%%

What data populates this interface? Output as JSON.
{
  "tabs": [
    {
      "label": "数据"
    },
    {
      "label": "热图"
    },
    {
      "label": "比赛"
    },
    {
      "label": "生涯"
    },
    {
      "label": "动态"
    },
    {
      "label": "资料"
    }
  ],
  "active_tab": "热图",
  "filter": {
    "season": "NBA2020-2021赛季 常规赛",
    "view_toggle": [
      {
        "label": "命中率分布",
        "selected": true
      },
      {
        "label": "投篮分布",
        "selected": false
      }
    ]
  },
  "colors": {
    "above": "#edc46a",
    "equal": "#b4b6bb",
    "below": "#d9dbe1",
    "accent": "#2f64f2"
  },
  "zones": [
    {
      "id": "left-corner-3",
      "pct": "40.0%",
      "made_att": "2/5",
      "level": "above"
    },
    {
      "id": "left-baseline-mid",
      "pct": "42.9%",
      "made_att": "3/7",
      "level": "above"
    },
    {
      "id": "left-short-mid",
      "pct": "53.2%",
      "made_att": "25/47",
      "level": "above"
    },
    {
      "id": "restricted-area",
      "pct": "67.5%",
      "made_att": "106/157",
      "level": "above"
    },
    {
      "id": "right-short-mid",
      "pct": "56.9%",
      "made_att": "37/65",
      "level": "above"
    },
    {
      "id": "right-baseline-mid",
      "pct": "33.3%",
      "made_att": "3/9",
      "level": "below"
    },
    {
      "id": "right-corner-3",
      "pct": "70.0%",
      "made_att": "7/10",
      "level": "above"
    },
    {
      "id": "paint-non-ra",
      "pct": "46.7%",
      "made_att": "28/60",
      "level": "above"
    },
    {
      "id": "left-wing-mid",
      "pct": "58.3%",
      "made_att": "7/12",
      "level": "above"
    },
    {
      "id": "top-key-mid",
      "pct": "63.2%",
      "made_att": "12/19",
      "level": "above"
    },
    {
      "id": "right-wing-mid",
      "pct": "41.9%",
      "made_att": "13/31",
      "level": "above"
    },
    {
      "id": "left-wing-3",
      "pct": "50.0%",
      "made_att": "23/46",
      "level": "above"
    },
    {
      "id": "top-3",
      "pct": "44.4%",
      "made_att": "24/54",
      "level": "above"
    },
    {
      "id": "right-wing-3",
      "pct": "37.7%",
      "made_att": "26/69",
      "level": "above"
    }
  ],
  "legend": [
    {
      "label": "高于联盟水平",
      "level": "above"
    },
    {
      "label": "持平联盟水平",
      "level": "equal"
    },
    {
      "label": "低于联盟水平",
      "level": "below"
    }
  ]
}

%%

■ **EXERCISE DIRECTIONS**: In the records above, find the lines containing "right" and copy them.

■ **WORKED ANSWER**:
      "id": "right-short-mid",
      "id": "right-baseline-mid",
      "id": "right-corner-3",
      "id": "right-wing-mid",
      "id": "right-wing-3",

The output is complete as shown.